§ EXTRACTED RECORDS
* begin *

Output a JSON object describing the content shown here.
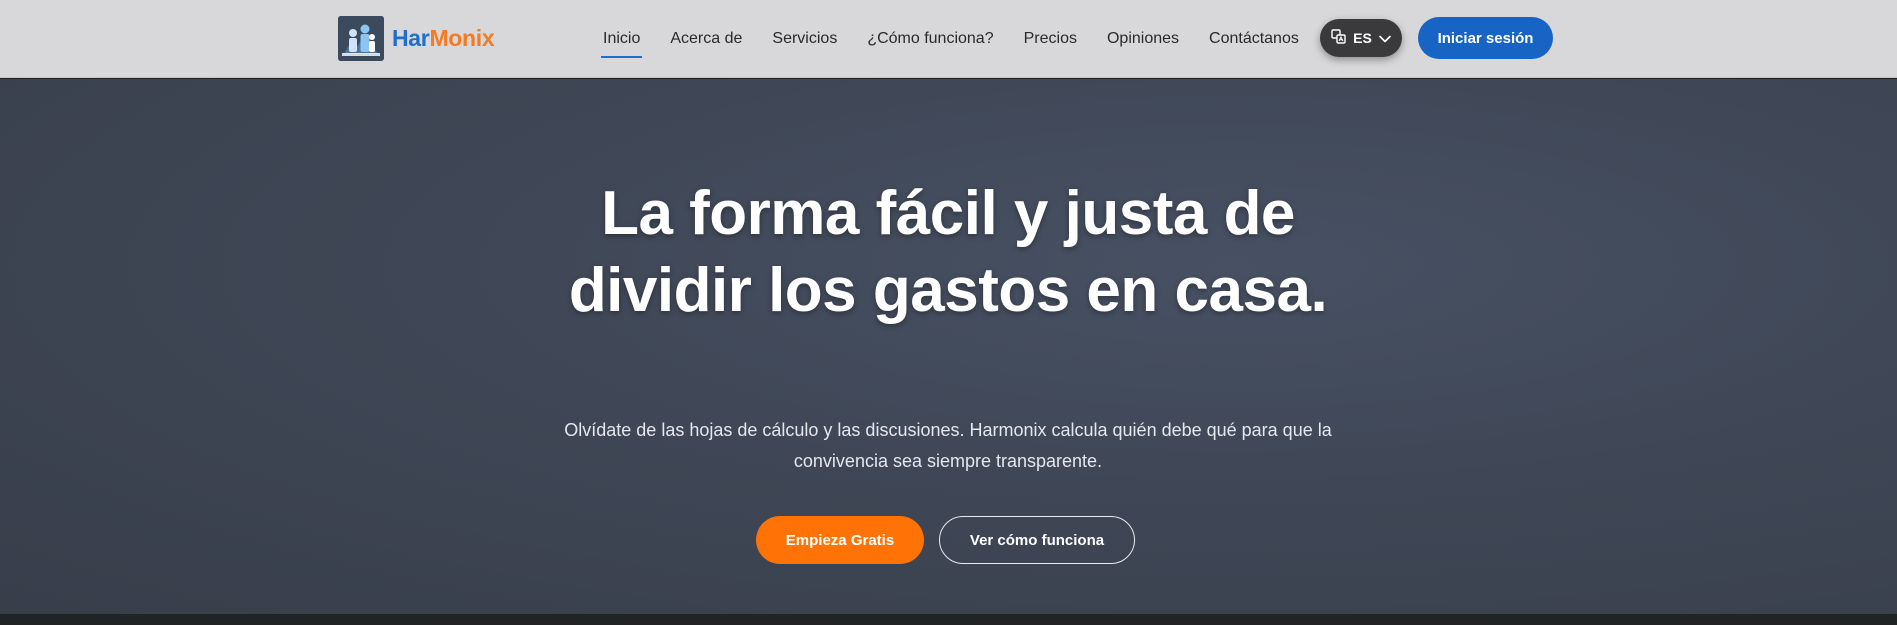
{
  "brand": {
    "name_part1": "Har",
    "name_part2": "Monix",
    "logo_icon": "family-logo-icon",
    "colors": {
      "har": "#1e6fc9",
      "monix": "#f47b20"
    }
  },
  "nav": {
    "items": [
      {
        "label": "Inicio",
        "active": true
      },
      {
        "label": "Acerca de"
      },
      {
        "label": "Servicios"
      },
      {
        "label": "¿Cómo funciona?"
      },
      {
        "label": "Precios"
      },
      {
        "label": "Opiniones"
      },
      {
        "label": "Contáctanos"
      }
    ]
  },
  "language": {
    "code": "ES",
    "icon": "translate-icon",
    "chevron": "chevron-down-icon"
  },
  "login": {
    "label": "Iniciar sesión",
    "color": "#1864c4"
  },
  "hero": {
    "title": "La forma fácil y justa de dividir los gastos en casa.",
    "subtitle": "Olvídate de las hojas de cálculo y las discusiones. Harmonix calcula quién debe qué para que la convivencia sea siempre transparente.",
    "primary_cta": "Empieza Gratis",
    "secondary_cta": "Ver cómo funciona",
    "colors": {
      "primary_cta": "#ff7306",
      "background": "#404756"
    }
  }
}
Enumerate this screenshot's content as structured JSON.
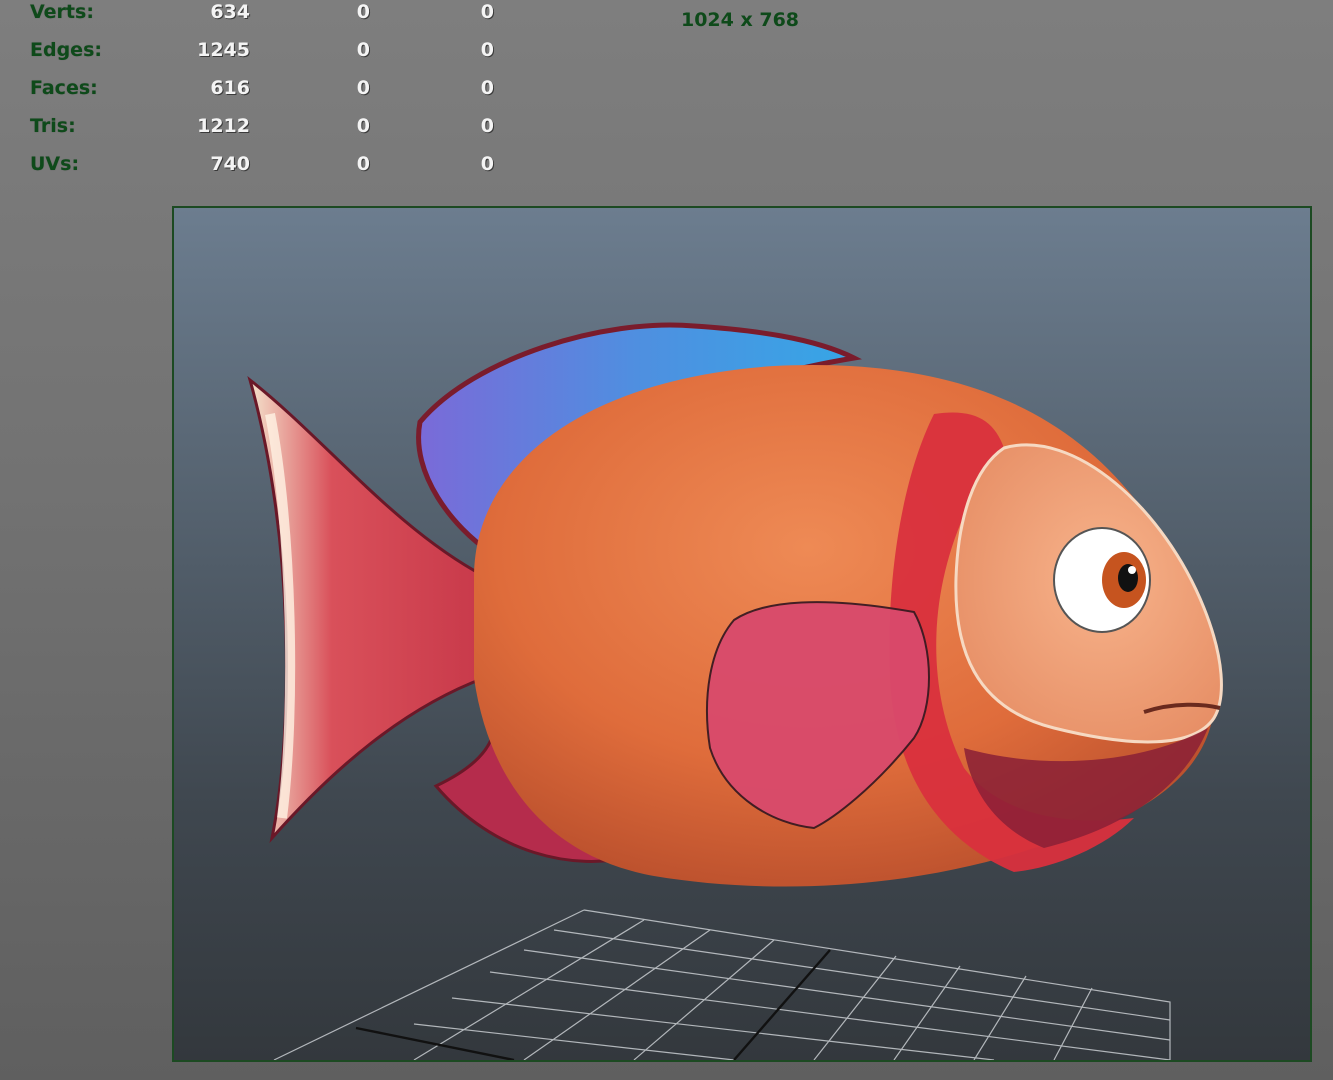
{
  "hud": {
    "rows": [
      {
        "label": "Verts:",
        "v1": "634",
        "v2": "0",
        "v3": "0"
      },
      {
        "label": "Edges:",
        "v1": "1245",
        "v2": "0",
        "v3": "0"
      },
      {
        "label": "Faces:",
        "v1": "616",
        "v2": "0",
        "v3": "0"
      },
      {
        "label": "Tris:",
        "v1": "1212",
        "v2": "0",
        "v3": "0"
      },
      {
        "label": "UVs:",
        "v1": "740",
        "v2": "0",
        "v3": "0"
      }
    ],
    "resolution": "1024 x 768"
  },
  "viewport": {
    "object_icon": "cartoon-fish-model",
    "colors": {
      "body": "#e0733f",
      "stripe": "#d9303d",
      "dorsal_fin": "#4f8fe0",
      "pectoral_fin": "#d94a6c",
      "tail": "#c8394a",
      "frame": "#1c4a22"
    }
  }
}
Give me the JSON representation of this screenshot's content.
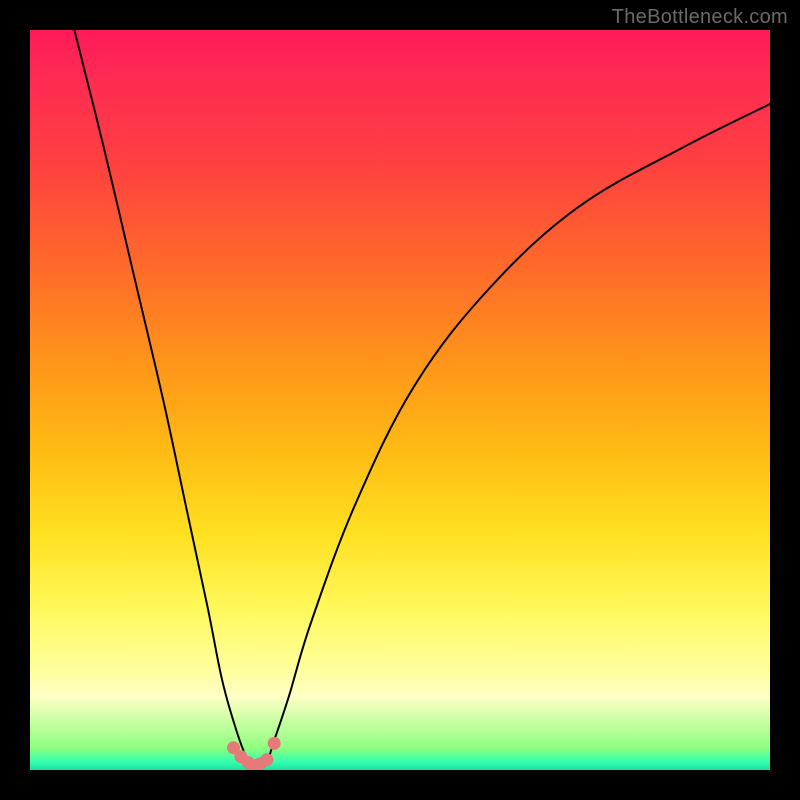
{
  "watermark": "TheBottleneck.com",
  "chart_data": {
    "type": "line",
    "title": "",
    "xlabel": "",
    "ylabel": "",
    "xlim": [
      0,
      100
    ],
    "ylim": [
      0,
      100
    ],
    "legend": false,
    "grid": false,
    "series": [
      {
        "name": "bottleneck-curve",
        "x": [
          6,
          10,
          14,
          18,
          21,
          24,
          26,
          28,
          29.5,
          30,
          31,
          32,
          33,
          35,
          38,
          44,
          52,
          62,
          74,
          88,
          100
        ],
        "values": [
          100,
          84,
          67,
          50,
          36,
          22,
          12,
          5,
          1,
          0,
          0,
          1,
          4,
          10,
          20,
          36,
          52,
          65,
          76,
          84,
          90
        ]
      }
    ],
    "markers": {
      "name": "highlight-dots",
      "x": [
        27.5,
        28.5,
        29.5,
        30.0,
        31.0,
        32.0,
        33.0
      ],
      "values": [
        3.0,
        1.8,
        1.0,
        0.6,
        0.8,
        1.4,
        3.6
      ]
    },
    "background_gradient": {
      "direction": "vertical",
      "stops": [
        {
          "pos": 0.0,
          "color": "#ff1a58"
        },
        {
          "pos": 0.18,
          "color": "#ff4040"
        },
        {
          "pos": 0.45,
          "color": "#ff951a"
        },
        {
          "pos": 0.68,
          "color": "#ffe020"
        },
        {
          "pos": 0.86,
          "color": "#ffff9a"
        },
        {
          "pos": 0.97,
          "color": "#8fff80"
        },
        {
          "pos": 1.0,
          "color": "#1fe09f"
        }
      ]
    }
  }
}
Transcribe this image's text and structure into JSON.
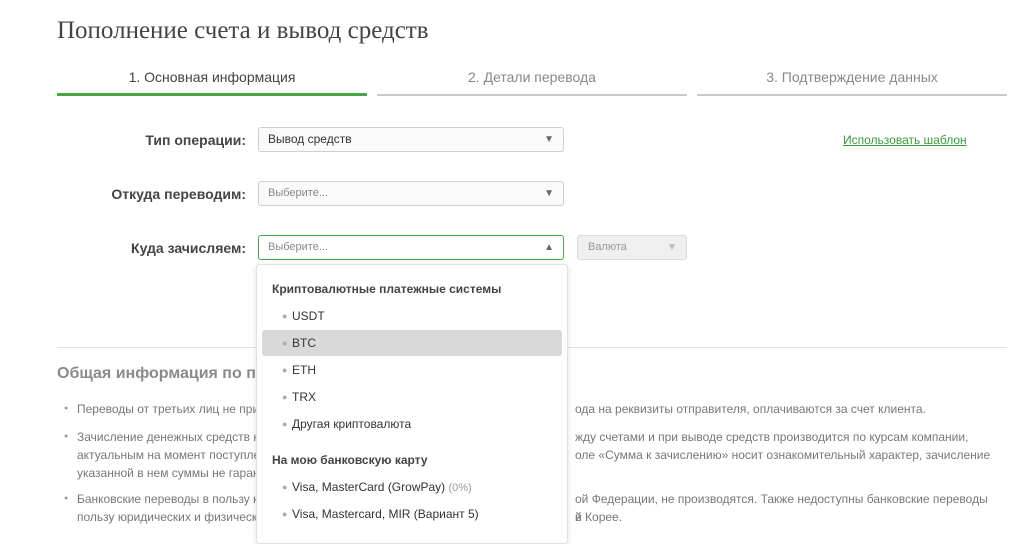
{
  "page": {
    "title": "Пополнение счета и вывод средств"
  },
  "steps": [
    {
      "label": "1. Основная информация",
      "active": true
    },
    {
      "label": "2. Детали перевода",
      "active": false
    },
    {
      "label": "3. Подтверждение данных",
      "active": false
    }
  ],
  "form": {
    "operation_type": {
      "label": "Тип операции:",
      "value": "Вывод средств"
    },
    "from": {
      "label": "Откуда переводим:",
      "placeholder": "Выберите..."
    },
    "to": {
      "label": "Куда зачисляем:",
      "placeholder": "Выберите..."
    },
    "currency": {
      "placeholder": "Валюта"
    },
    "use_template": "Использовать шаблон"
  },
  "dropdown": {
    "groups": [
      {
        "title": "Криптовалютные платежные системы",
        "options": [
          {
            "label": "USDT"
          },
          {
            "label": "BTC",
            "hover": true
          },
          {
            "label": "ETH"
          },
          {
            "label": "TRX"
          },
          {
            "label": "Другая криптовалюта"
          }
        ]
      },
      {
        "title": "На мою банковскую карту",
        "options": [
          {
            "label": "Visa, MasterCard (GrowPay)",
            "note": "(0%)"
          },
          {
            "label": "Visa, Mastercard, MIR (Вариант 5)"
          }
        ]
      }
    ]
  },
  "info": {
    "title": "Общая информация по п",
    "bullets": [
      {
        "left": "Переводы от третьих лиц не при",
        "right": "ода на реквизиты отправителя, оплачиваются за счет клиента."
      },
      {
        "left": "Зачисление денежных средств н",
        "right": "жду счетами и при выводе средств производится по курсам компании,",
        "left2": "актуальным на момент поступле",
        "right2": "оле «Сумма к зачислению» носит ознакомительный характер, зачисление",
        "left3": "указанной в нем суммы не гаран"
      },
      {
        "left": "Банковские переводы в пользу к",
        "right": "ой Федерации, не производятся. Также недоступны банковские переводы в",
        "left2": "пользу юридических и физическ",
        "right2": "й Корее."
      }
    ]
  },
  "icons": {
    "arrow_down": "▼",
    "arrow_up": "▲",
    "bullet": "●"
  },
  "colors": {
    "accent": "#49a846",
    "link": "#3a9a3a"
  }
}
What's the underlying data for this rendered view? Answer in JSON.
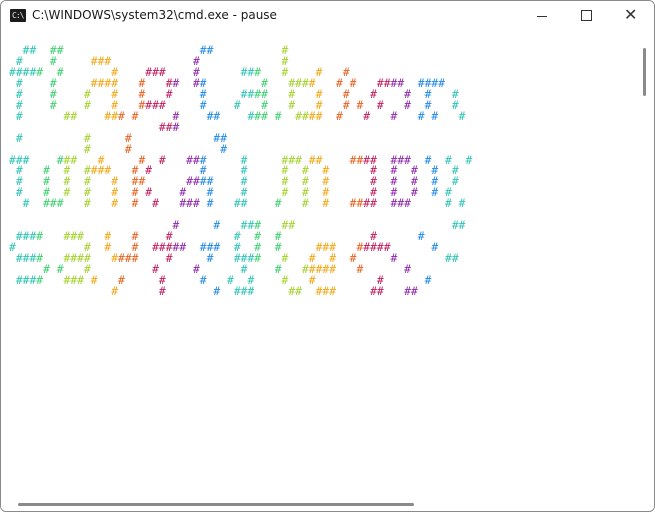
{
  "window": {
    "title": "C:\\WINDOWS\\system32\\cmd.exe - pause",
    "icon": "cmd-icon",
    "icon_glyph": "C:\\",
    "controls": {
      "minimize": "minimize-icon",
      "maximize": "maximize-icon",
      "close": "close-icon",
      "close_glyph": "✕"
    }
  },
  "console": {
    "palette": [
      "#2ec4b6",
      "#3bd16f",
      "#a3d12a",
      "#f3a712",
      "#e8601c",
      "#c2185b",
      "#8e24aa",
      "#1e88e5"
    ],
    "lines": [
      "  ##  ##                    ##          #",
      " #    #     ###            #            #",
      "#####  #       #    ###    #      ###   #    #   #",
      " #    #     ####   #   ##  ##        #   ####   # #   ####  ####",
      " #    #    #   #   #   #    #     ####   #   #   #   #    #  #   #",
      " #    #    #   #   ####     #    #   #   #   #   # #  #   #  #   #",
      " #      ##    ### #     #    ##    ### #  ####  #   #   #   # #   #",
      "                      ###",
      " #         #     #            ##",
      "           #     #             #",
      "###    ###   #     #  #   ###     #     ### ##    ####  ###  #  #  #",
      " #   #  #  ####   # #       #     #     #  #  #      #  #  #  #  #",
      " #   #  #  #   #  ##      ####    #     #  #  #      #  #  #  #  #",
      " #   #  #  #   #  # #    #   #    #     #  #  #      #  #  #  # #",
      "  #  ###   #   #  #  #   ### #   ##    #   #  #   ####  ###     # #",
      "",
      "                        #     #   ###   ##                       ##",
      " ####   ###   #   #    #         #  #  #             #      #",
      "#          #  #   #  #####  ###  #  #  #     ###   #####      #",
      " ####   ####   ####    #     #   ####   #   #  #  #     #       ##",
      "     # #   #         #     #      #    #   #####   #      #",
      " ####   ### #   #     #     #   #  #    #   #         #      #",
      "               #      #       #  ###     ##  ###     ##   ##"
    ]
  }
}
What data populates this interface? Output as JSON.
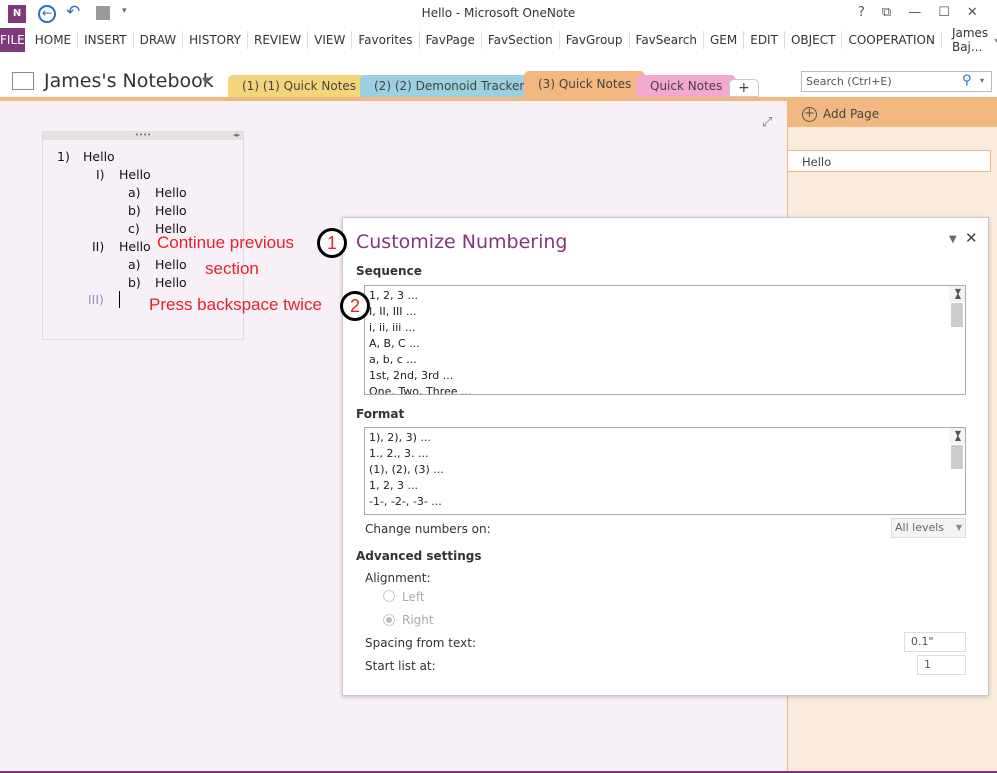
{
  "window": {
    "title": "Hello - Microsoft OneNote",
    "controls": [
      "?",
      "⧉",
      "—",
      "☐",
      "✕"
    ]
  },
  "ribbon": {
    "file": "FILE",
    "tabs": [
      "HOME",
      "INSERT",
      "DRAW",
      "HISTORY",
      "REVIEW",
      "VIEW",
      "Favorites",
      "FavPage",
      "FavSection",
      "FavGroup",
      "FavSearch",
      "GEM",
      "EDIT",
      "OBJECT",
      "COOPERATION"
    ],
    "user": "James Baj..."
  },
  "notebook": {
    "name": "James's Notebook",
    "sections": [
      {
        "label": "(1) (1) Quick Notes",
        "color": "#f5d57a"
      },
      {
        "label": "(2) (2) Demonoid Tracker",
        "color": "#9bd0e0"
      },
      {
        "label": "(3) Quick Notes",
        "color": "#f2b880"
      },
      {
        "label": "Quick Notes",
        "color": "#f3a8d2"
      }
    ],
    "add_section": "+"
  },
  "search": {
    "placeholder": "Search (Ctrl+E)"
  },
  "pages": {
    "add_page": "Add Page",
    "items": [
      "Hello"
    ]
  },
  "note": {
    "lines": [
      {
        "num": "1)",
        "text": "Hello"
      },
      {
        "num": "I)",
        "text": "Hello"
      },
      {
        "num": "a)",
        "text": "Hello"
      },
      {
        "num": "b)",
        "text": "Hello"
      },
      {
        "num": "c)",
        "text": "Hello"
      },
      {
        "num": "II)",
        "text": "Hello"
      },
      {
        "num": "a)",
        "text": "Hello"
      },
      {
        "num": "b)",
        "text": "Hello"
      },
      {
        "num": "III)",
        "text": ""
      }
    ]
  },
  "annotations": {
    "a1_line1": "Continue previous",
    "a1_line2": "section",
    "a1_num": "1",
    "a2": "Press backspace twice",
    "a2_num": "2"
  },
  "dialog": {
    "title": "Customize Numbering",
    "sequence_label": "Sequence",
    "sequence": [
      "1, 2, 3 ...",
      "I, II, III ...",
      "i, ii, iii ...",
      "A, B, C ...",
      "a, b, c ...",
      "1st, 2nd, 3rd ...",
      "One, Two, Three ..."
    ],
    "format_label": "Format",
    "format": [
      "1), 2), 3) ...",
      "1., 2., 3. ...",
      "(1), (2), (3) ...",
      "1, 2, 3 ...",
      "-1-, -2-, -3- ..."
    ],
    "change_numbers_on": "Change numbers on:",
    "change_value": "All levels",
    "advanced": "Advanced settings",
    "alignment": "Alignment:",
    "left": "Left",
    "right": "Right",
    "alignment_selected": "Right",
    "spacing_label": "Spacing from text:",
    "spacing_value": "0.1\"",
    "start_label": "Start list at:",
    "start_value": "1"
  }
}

* end *

§ DIRECTIVE
From the listing above, collect each line in which the string "content" appears.

§ CORRECT RESPONSE
Output a JSON object describing the content shown here.
Enumerate this screenshot's content as structured JSON.
Give me the JSON representation of this screenshot's content.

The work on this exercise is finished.